• **TO DO**
Filter the listing and keep only the lines with the word "person".

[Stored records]
+++++

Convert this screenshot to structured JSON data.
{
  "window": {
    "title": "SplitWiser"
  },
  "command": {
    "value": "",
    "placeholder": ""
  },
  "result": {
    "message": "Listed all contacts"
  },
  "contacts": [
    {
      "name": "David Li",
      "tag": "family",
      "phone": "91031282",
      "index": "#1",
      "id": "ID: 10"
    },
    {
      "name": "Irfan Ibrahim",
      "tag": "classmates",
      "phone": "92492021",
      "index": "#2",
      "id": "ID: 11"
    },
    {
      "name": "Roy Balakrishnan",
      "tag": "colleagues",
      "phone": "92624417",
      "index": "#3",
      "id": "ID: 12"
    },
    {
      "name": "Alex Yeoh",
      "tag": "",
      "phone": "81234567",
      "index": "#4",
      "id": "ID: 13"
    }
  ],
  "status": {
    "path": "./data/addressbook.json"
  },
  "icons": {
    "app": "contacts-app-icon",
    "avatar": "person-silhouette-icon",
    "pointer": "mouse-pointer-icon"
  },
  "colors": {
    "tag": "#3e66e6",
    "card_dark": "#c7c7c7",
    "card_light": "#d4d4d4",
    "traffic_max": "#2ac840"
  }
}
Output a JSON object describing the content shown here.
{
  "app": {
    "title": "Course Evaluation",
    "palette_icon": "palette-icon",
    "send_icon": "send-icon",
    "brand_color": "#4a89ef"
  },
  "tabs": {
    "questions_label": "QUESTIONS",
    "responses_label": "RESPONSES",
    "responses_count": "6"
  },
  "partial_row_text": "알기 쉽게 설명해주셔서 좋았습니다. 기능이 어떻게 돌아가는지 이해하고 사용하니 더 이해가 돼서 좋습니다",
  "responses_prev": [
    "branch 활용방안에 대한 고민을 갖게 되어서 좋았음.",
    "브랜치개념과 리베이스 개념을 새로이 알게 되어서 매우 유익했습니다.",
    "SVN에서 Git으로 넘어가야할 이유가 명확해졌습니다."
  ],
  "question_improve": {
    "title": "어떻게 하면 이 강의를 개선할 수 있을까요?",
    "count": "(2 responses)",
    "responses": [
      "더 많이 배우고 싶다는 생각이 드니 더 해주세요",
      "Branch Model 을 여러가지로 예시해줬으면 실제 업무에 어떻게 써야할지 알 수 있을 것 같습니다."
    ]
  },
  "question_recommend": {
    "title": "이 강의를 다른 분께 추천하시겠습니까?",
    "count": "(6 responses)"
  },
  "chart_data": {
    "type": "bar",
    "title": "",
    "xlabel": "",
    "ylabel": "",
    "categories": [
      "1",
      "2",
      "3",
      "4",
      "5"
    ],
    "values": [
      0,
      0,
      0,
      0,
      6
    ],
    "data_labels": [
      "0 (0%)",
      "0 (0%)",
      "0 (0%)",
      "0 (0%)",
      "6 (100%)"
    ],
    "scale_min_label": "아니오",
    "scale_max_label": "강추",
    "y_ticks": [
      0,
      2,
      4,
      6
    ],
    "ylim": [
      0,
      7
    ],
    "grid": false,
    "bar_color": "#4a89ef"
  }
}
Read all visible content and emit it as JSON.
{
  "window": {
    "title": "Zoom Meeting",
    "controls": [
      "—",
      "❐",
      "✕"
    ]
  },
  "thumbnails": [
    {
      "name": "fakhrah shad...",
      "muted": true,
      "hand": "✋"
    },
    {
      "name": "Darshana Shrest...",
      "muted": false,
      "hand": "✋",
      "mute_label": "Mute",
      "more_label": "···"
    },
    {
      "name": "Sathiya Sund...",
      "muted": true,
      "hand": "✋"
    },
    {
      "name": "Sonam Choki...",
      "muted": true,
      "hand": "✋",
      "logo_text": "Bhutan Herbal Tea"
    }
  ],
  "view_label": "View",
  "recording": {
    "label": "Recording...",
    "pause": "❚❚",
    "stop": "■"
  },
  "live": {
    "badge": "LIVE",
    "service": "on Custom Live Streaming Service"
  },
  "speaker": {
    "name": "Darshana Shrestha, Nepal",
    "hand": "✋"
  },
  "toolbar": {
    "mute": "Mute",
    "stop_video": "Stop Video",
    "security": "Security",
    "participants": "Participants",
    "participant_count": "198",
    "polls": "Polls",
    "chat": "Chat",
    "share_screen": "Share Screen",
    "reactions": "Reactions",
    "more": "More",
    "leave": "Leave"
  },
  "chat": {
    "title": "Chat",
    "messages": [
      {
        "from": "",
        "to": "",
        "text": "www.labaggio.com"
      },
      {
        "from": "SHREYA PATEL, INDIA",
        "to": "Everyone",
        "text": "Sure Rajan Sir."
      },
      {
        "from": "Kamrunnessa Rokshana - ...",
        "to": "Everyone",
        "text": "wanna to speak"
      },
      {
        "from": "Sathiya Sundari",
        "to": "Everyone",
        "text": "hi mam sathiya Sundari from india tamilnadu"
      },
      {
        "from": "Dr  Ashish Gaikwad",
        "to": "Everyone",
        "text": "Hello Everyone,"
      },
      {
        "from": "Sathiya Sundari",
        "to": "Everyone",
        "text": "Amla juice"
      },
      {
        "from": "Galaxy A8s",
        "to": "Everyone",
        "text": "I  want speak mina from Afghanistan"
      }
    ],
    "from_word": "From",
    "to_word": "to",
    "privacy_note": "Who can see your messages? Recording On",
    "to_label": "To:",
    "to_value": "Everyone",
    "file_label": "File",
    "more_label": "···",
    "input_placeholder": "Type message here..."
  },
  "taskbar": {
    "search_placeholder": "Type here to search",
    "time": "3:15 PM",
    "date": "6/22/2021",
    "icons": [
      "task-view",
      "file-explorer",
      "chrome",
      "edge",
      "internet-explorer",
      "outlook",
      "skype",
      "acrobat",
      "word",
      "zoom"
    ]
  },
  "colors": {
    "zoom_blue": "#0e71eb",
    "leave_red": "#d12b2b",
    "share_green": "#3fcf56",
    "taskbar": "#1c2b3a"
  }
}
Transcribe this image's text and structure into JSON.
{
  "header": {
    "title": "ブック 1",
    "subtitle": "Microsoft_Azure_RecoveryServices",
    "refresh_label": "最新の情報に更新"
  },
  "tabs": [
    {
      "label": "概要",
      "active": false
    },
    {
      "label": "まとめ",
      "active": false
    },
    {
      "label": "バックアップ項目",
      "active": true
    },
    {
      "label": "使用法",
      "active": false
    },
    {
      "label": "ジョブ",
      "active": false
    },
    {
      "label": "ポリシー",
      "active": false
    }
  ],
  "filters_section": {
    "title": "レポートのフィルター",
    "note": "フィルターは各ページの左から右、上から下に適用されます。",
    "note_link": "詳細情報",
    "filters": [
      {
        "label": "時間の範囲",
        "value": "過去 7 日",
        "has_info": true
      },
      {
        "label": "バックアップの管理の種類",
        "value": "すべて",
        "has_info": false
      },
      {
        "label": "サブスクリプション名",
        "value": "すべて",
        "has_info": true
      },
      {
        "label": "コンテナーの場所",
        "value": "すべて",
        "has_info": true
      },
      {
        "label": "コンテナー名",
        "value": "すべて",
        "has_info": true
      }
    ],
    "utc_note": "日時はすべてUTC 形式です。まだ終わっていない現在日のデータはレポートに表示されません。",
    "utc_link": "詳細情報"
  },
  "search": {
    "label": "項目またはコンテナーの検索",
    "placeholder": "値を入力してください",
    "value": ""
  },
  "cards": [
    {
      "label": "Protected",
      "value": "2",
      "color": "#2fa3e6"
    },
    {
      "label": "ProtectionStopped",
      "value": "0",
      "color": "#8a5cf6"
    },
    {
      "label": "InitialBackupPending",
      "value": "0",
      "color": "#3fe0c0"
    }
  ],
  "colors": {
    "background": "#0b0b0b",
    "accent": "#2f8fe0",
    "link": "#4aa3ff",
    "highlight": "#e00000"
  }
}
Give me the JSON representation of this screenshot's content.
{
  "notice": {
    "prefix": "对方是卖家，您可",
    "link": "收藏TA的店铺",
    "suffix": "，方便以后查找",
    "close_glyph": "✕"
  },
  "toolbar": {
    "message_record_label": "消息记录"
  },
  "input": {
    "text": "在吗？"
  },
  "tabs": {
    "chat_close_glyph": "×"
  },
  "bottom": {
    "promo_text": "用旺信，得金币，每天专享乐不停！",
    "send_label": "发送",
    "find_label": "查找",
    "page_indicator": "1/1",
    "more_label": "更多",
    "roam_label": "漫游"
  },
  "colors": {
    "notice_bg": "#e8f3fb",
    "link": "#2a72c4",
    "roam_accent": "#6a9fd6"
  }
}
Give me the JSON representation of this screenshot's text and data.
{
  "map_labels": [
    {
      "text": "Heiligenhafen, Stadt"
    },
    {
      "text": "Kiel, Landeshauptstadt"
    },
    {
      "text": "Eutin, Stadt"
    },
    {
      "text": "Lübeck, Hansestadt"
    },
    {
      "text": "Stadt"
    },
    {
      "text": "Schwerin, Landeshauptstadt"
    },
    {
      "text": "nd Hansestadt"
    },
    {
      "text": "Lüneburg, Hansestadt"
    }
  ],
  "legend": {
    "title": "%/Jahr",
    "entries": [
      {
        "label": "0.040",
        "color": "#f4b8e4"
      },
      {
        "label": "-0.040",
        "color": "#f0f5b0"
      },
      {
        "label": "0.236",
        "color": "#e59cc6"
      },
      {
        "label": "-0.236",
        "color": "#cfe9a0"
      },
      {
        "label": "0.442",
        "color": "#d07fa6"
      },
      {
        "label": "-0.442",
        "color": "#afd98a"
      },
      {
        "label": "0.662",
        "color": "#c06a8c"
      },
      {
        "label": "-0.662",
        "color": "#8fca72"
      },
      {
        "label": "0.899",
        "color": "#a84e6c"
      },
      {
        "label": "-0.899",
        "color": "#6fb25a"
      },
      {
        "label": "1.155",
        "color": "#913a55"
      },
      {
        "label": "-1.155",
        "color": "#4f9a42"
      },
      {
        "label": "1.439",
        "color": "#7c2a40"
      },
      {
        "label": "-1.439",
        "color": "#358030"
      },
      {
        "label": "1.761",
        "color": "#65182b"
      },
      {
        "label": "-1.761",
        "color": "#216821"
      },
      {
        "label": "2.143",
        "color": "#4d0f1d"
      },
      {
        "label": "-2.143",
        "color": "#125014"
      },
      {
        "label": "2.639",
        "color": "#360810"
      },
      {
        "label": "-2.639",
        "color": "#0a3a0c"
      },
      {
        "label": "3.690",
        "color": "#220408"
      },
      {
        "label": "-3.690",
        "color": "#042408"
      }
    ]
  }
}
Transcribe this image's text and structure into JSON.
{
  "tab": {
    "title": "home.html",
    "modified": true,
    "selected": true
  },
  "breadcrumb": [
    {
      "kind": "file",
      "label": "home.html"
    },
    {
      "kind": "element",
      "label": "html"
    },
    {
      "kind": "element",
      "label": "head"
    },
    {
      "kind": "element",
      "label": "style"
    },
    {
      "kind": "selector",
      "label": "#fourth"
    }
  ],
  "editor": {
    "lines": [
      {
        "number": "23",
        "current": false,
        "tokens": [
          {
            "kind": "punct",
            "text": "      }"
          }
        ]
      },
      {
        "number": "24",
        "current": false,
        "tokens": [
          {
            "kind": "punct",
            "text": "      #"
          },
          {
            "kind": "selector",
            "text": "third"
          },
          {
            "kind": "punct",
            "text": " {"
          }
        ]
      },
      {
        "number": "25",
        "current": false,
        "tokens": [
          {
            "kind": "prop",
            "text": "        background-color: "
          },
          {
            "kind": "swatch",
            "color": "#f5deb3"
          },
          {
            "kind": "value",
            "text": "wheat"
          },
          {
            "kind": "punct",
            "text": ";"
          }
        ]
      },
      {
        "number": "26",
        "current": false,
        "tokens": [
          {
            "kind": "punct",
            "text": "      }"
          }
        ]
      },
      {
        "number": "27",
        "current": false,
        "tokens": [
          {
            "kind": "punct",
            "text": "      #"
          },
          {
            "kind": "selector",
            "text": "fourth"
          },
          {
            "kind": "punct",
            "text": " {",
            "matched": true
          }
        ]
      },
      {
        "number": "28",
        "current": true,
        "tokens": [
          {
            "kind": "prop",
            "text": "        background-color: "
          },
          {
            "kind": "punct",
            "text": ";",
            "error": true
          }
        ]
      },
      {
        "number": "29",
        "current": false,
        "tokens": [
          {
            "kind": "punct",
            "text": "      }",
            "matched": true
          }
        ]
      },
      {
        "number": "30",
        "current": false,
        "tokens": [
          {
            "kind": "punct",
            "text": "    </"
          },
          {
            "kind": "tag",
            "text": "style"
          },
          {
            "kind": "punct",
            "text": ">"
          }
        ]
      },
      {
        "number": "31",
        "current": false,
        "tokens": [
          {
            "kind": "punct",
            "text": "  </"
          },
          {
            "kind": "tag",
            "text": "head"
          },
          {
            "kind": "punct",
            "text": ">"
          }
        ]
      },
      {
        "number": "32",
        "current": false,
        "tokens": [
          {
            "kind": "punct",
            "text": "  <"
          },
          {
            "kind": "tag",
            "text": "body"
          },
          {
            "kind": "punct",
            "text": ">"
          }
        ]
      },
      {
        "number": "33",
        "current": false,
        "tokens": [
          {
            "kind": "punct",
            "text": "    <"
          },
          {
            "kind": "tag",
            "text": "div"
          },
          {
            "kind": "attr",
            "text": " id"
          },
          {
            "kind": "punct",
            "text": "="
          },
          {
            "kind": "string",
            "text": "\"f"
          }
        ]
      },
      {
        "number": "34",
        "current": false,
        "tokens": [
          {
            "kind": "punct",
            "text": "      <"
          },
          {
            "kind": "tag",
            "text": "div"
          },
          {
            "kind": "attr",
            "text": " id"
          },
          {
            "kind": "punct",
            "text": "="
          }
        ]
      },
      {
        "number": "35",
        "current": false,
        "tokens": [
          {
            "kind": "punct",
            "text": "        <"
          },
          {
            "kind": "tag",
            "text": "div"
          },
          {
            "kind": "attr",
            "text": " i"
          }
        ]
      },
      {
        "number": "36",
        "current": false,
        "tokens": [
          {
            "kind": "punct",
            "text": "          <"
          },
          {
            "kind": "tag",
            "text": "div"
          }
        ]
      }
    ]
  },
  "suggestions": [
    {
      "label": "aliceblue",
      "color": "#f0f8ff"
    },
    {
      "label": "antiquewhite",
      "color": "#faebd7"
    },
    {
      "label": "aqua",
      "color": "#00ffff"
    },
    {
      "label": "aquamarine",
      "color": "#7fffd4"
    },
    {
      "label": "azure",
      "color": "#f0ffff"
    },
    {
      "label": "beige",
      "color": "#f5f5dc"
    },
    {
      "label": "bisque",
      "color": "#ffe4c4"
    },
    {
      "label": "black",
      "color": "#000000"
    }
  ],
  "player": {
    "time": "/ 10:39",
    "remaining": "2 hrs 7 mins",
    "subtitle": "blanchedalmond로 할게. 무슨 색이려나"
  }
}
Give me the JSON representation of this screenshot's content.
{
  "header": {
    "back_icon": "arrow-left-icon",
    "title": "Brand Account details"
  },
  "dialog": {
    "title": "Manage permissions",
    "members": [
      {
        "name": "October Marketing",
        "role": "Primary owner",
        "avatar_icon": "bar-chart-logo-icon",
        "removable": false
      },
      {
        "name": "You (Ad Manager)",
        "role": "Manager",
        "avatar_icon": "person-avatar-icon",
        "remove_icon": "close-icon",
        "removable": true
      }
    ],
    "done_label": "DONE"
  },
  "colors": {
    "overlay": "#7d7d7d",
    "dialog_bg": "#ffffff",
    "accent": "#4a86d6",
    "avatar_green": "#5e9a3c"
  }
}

+++++

• **RESPONSE FOR THIS EXERCISE**
    "avatar": "person-silhouette-icon",
        "avatar_icon": "person-avatar-icon",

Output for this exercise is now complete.